よみタイ

サイクリングでわかった人生における大切なこと、それは「結果」ではなく「継続」だ

 盗み食いを積み重ねた結果、体重は再び100㎏台へと突入。
 私の罪の重さ、それすなわち約20㎏。
 自分が犯してきた罪がきちんと数値化して現れるのはちょっと面白い。

「いい息抜きになればと思って気付かないようにしてあげてたけど……いつまでコソコソ買い食いするつもり?」
「え? え? もしかして……バレてた?」
「口にごはん粒ついてるわ、帰ってきたらやけにニヤニヤしてるわ……気付かずにいる方が無理だよね」

 ミシュランマンのようにぷっくりと太った私の裸体を一瞥して、恋人は大層おかんむりのご様子。
 すべて気づいた上で泳がせてくれていたのか。あなたの器のデカさにはかないません。海より深く反省します。

 と、反省はしても性根は治らないのが私という人間である。四十年も生きてくればそれぐらいはわかっている。間違いなく私は、背徳グルメに再び手を染める。それを見越した上で、何か良い手立てはないものか。
 そうだ、ダイエットと気晴らしの両方を兼ねて軽い運動でもはじめてみよう。かといってランニングのような汗をかく運動は続いた試しがない。そこで私が目をつけたのが、最近都市圏で見かけることが多くなってきた「シェアサイクル」だった。

「シェアサイクル」とは、読んで字のごとく、他の人と自転車を共有するサービスのことである。「サイクルスポット」と呼ばれる無人の駐輪場に置かれた自転車を、24時間いつでも好きなときに借りることができ、使った分だけの料金を払えばいい。しかも借りた場所と違う場所に返却しても大丈夫。もはや乗り捨てに近い。いわば、A町のTSUTAYAで借りたDVDをB町のTSUTAYAに返してもOKということだ。何と便利なことだろう。

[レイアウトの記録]
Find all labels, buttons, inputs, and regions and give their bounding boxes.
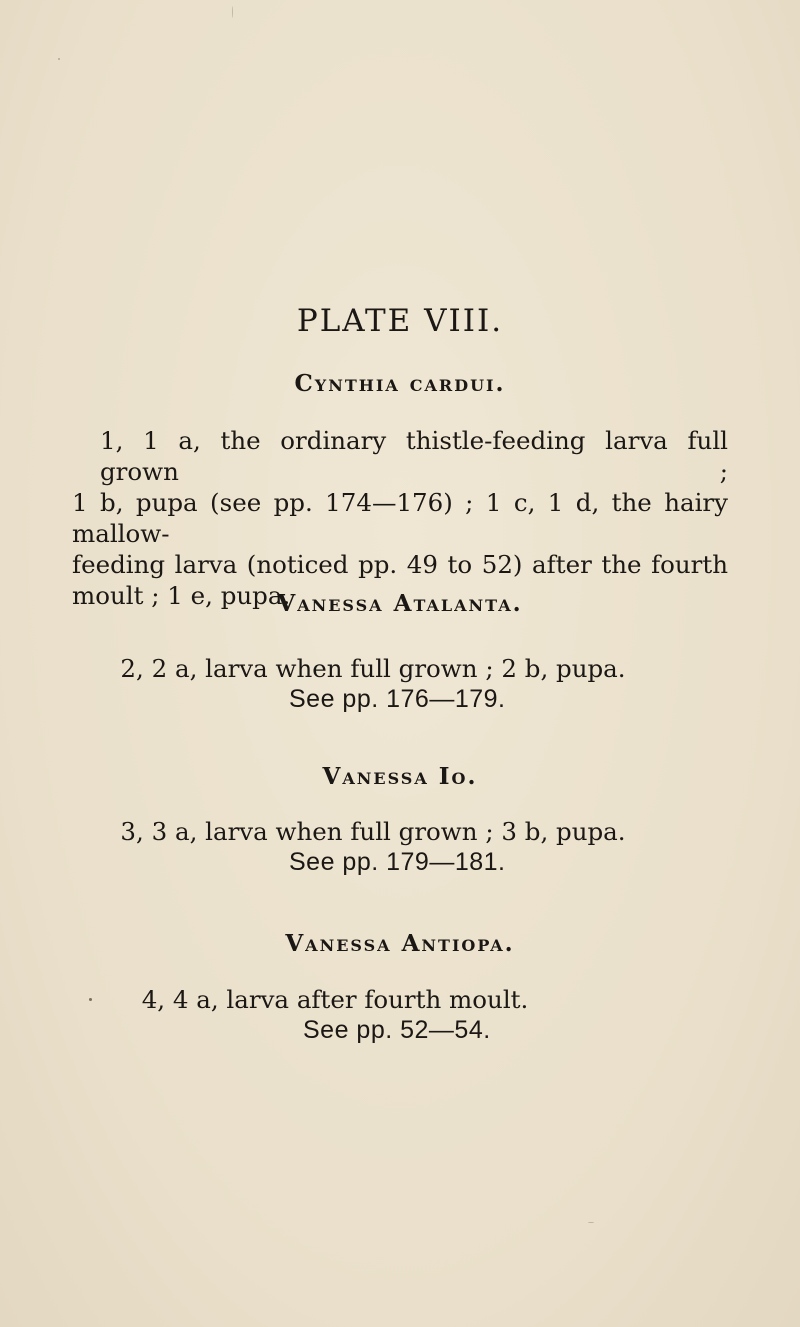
caption-vanessa-io <box>0 816 800 878</box>
caption-line: 1, 1 a, the ordinary thistle-feeding larva full grown ; <box>100 426 728 486</box>
species-heading-vanessa-antiopa: Vanessa Antiopa. <box>285 930 515 957</box>
page-reference: See pp. 52—54. <box>303 1016 491 1044</box>
species-heading-cynthia-cardui: Cynthia cardui. <box>294 370 506 397</box>
plate-title: PLATE VIII. <box>296 303 504 339</box>
paper-speck <box>588 1222 594 1223</box>
caption-cynthia-cardui <box>72 425 728 611</box>
caption-vanessa-atalanta <box>0 653 800 715</box>
species-heading-vanessa-atalanta: Vanessa Atalanta. <box>277 590 523 617</box>
paper-speck <box>58 58 60 60</box>
caption-vanessa-antiopa <box>0 984 800 1046</box>
page-reference: See pp. 176—179. <box>289 685 506 713</box>
caption-line: 4, 4 a, larva after fourth moult. <box>141 985 529 1014</box>
page-reference: See pp. 179—181. <box>289 848 506 876</box>
species-heading-vanessa-io: Vanessa Io. <box>322 763 478 790</box>
caption-line: 3, 3 a, larva when full grown ; 3 b, pupa. <box>120 817 626 846</box>
caption-line: 1 b, pupa (see pp. 174—176) ; 1 c, 1 d, the hairy mallow- <box>72 488 728 548</box>
paper-speck <box>89 998 92 1001</box>
caption-line: moult ; 1 e, pupa. <box>72 581 291 610</box>
caption-line: feeding larva (noticed pp. 49 to 52) after the fourth <box>72 550 728 579</box>
paper-speck <box>232 6 233 18</box>
caption-line: 2, 2 a, larva when full grown ; 2 b, pupa. <box>120 654 626 683</box>
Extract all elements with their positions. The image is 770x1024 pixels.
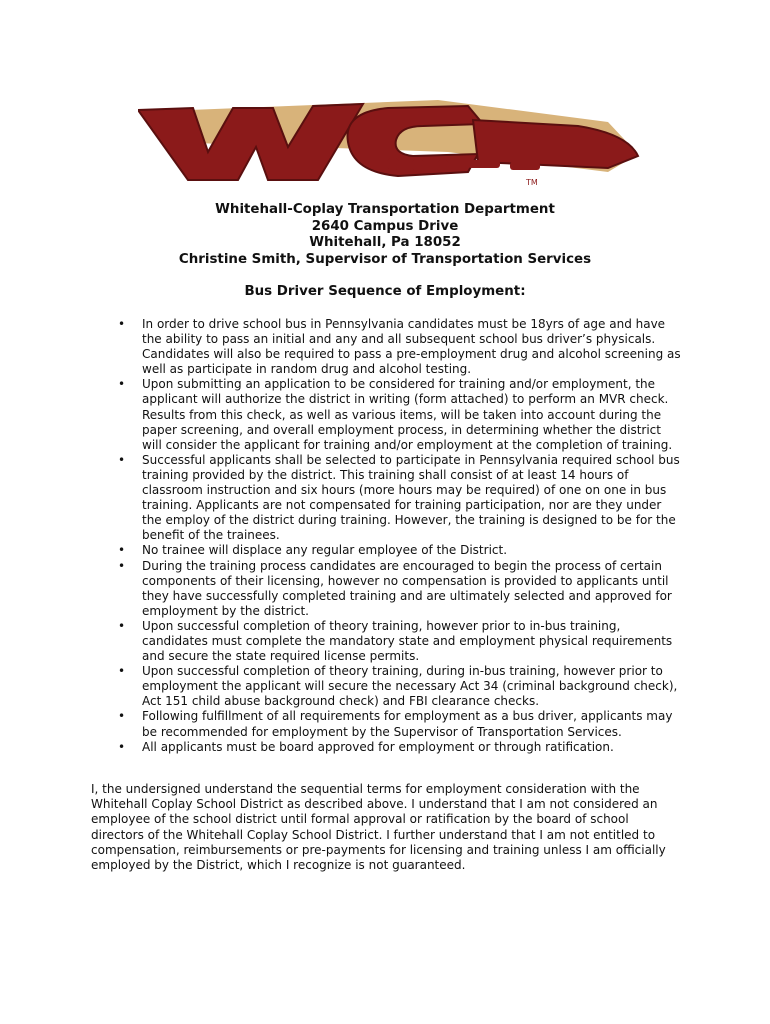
bullet: • [118,377,126,392]
city-state-zip: Whitehall, Pa 18052 [309,235,461,251]
employment-sequence-list [118,317,684,755]
bullet: • [118,452,126,467]
list-item: • During the training process candidates are encouraged to begin the process of certain components of their licensing, however no compensation is provided to applicants until they have successfully completed training and are ultimately selected and approved for employment by the district. [118,558,672,618]
list-item: • Upon submitting an application to be considered for training and/or employment, the applicant will authorize the district in writing (form attached) to perform an MVR check. Results from this check, as well as various items, will be taken into account during the paper screening, and overall employment process, in determining whether the district will consider the applicant for training and/or employment at the completion of training. [118,377,673,452]
list-item: • Upon successful completion of theory training, during in-bus training, however prior to employment the applicant will secure the necessary Act 34 (criminal background check), Act 151 child abuse background check) and FBI clearance checks. [118,664,678,709]
list-item: • No trainee will displace any regular employee of the District. [118,543,508,558]
bullet: • [118,739,126,754]
list-item: • Following fulfillment of all requirements for employment as a bus driver, applicants may be recommended for employment by the Supervisor of Transportation Services. [118,709,673,739]
document-header [0,202,770,301]
logo-coupling [510,162,540,170]
list-item: • Successful applicants shall be selected to participate in Pennsylvania required school bus training provided by the district. This training shall consist of at least 14 hours of classroom instruction and six hours (more hours may be required) of one on one in bus training. Applicants are not compensated for training participation, nor are they under the employ of the district during training. However, the training is designed to be for the benefit of the trainees. [118,452,680,543]
department-name: Whitehall-Coplay Transportation Department [215,202,555,217]
list-item: • In order to drive school bus in Pennsylvania candidates must be 18yrs of age and have the ability to pass an initial and any and all subsequent school bus driver’s physicals. Candidates will also be required to pass a pre-employment drug and alcohol screening as well as participate in random drug and alcohol testing. [118,317,681,377]
bullet: • [118,618,126,633]
bullet: • [118,543,126,558]
logo-coupling [468,160,500,168]
list-item: • Upon successful completion of theory training, however prior to in-bus training, candidates must complete the mandatory state and employment physical requirements and secure the state required license permits. [118,618,673,664]
logo-tm: TM [526,178,538,187]
supervisor-name: Christine Smith, Supervisor of Transportation Services [178,251,592,267]
acknowledgement-paragraph: I, the undersigned understand the sequential terms for employment consideration with the Whitehall Coplay School District as described above. I understand that I am not considered an employee of the school district until formal approval or ratification by the board of school directors of the Whitehall Coplay School District. I further understand that I am not entitled to compensation, reimbursements or pre-payments for licensing and training unless I am officially employed by the District, which I recognize is not guaranteed. [91,782,666,873]
section-title: Bus Driver Sequence of Employment: [244,284,526,300]
bullet: • [118,558,126,573]
list-item: • All applicants must be board approved for employment or through ratification. [118,739,614,754]
bullet: • [118,317,126,331]
street-address: 2640 Campus Drive [311,218,459,234]
bullet: • [118,664,126,679]
bullet: • [118,709,126,724]
logo-train-mark [138,100,638,187]
logo-w [138,104,363,180]
school-logo [138,92,644,192]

取り組む内容:
1. シェアサイクルについての文章の内容と、次の(a)〜(c)は合っているか。それぞれ「はい」か「いいえ」で答え、判断の決め手となる本文の語句をそのまま引用せよ。
(a) 筆者の体重は再び100㎏台に入った。
(b) 筆者はランニングを長く続けてきた。
(c) シェアサイクルの自転車は、借りた場所に返さなければならない。
2. シェアサイクルについての文章を、最後の文のあとから書き継げ。

各問の答え:
1.
(a) はい。「体重は再び100㎏台へと突入。」
(b) いいえ。「ランニングのような汗をかく運動は続いた試しがない。」
(c) いいえ。「借りた場所と違う場所に返却しても大丈夫。」

2.
 利用方法はスマホの専用アプリをダウンロードして簡単な会員登録を済ませるのみ。これだけで近隣にあるサイクルスポットの検索と、そこに何台の自転車があるかの確認、自転車の当日予約が可能となる。電動自転車の場合はバッテリーの残量まで確認できるという優れものだ。
 肝心の料金の方は30分で150円ぐらいというお手軽価格なので、ちょっとした用事のときに使うにはかなり重宝するのではないか。

 ロードレーサーやクロスバイクのようなガチなやつには尻込みをしてしまう。そんな私にはシェアサイクルぐらいが丁度いい。今や自転車を持つのも何かと面倒だ。メンテナンスや駐輪場代にといろいろお金がかかるし、何より駐車監視員の緑色のおじさんとは一生関わり合いになりたくない。

 天気もいいしどこかに出かけたいな、でも今日は知ってる人には誰にも会いたくないんだよな。そんなわがままな衝動に駆られたとき、私は真っ赤な電動自転車にまたがり街へと繰り出す。
 前へ前へと進む力をアシストしてくれる電動自転車、坂道もスイスイ登るし快適この上ない。
 不思議だ。ペダルをこいでいる間だけは、先々の不安や恋人との未来、老後の心配などどうでもよくなってくる。現実は何も好転していないのに、何の努力もしていないのに、この先すべてがうまくいきそうな予感がして仕方がない。そういえば昔、六年間付き合った彼女にフラれたときも、毎日あてもなく自転車に乗っていたっけか。結局私はいつだって自転車に乗っている。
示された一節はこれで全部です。